[Start Stored data]

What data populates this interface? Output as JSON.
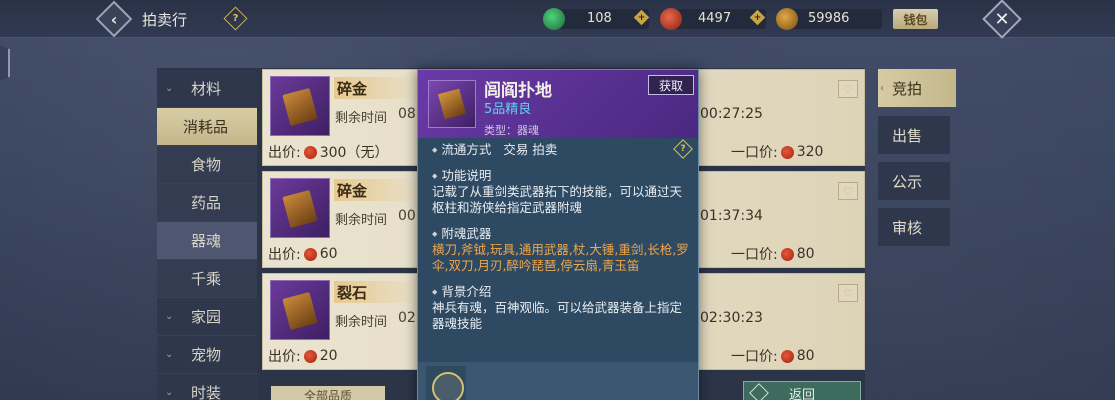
{
  "header": {
    "title": "拍卖行",
    "currencies": [
      {
        "name": "jade",
        "value": "108",
        "color": "#2fa15a"
      },
      {
        "name": "coin",
        "value": "4497",
        "color": "#c0392b"
      },
      {
        "name": "leaf",
        "value": "59986",
        "color": "#c08a2a"
      }
    ],
    "wallet_label": "钱包"
  },
  "sidebar": {
    "items": [
      {
        "label": "材料",
        "type": "category"
      },
      {
        "label": "消耗品",
        "type": "active"
      },
      {
        "label": "食物",
        "type": "sub"
      },
      {
        "label": "药品",
        "type": "sub"
      },
      {
        "label": "器魂",
        "type": "sub-selected"
      },
      {
        "label": "千乘",
        "type": "sub"
      },
      {
        "label": "家园",
        "type": "category"
      },
      {
        "label": "宠物",
        "type": "category"
      },
      {
        "label": "时装",
        "type": "category"
      }
    ]
  },
  "cards": [
    {
      "name": "碎金",
      "remain_label": "剩余时间",
      "remain_value": "08",
      "remain_right": "00:27:25",
      "price_label": "出价:",
      "price": "300（无）",
      "buyout_label": "一口价:",
      "buyout": "320"
    },
    {
      "name": "碎金",
      "remain_label": "剩余时间",
      "remain_value": "00",
      "remain_right": "01:37:34",
      "price_label": "出价:",
      "price": "60",
      "buyout_label": "一口价:",
      "buyout": "80"
    },
    {
      "name": "裂石",
      "remain_label": "剩余时间",
      "remain_value": "02",
      "remain_right": "02:30:23",
      "price_label": "出价:",
      "price": "20",
      "buyout_label": "一口价:",
      "buyout": "80"
    }
  ],
  "right_tabs": [
    "竞拍",
    "出售",
    "公示",
    "审核"
  ],
  "bottom": {
    "filter_label": "全部品质",
    "back_label": "返回"
  },
  "tooltip": {
    "name": "闾阎扑地",
    "grade": "5品精良",
    "type": "类型：器魂",
    "get_label": "获取",
    "flow_label": "流通方式",
    "flow_value": "交易 拍卖",
    "func_title": "功能说明",
    "func_text": "记载了从重剑类武器拓下的技能，可以通过天枢柱和游侠给指定武器附魂",
    "weapon_title": "附魂武器",
    "weapon_text": "横刀,斧钺,玩具,通用武器,杖,大锤,重剑,长枪,罗伞,双刀,月刃,醉吟琵琶,停云扇,青玉笛",
    "bg_title": "背景介绍",
    "bg_text": "神兵有魂，百神观临。可以给武器装备上指定器魂技能"
  }
}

[End Stored data]

Directions for this task ▸
Extract all lines of the records above that include "color".

Correct output ▸
        "color": "#2fa15a"
        "color": "#c0392b"
        "color": "#c08a2a"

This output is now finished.